◆ **Input data**:

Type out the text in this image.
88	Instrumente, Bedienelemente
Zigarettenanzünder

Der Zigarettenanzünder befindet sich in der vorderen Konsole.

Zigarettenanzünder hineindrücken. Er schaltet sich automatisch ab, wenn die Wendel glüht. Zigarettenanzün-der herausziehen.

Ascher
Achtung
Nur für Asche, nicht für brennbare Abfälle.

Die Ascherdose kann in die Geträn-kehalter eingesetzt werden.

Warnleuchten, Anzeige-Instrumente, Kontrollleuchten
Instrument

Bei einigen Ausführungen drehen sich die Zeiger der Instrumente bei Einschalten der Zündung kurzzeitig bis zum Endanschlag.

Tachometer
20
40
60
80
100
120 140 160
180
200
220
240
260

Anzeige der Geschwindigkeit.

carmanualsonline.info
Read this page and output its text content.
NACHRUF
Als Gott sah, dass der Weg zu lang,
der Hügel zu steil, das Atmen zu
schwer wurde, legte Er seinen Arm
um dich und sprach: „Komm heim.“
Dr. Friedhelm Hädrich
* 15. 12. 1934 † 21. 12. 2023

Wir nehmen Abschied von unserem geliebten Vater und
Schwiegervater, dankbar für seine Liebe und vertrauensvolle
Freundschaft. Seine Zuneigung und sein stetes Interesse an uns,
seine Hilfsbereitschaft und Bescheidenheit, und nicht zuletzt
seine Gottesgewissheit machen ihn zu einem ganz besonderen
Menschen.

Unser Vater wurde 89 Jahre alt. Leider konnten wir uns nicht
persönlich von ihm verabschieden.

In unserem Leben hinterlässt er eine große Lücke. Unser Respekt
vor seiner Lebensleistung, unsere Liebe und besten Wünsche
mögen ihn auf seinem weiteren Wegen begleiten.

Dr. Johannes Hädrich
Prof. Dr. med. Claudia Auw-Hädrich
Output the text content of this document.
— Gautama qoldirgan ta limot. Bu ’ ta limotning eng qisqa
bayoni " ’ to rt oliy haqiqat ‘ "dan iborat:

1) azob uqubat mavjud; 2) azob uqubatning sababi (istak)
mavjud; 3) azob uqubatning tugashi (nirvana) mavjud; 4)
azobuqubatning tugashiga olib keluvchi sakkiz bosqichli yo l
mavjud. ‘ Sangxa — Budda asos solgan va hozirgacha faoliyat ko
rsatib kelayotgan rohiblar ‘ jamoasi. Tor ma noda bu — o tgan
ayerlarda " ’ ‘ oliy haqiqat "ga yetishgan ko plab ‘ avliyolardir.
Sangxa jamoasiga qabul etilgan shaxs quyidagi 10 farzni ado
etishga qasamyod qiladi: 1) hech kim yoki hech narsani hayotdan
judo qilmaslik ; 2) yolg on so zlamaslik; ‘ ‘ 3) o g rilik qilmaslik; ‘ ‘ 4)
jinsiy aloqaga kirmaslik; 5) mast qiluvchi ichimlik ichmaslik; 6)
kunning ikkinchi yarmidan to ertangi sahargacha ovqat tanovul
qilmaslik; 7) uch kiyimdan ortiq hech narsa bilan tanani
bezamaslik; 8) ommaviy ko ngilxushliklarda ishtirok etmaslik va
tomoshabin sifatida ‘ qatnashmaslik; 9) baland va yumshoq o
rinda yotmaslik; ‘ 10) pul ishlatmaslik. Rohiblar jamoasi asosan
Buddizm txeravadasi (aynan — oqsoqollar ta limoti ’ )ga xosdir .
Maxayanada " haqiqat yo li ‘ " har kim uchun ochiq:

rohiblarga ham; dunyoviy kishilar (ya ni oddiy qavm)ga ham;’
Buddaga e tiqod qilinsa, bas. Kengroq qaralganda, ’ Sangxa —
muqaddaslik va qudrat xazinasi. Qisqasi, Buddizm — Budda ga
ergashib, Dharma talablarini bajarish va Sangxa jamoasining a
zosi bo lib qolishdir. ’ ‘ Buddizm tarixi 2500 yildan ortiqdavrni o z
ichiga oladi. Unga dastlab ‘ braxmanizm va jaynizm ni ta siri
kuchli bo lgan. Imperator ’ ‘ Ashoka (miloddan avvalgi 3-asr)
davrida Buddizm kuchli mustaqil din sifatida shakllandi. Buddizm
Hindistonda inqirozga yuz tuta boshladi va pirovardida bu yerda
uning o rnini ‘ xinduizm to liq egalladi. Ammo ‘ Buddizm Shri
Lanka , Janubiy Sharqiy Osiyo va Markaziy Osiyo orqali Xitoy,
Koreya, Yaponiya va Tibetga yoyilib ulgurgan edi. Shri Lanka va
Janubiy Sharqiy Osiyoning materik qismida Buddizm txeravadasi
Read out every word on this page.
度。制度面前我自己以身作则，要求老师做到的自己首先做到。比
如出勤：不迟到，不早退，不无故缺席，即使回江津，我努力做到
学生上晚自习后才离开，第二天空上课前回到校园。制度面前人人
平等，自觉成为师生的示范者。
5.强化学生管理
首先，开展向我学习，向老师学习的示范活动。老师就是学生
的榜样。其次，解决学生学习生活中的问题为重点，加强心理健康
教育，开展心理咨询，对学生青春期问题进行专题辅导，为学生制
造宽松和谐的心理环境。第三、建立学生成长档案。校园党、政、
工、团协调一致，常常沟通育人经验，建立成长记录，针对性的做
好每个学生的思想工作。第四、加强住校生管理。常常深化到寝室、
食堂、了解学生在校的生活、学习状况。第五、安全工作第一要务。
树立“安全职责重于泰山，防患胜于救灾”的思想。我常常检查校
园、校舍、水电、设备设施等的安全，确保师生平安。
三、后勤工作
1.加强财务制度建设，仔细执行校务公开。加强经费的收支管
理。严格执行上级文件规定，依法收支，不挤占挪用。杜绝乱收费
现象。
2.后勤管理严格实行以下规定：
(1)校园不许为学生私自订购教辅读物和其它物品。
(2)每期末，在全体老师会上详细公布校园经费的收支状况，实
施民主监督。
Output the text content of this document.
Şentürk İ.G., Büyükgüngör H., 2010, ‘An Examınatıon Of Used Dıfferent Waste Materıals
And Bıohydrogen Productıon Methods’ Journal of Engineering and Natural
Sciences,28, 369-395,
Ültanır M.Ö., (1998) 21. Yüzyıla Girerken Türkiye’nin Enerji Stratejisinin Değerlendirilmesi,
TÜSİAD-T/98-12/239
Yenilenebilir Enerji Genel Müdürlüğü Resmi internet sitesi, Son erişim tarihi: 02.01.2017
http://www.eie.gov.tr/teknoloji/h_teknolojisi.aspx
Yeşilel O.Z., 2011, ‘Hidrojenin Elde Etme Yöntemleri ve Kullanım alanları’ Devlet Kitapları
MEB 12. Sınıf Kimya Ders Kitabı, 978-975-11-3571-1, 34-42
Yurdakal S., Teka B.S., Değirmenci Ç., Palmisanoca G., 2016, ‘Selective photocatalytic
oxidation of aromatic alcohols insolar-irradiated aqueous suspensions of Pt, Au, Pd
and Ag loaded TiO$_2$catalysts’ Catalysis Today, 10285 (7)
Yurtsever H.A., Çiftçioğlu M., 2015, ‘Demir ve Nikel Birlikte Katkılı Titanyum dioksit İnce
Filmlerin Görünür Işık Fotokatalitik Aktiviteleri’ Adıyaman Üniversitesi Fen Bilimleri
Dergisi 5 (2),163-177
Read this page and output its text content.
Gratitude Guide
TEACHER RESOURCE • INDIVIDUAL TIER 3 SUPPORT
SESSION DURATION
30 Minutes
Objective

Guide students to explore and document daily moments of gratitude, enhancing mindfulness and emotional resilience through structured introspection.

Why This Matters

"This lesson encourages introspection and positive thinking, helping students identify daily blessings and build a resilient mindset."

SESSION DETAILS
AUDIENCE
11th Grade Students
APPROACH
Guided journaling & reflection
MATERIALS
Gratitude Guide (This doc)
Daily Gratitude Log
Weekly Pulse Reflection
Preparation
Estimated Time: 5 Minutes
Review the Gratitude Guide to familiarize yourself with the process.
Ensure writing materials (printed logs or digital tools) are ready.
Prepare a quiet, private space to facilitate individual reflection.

◆ **Given instruction**:
All lines holding the word "Zigarettenanzünder" should be picked out and copied.

◆ **Response below**:
Zigarettenanzünder
Der Zigarettenanzünder befindet sich in der vorderen Konsole.
Zigarettenanzünder hineindrücken. Er schaltet sich automatisch ab, wenn die Wendel glüht. Zigarettenanzün-der herausziehen.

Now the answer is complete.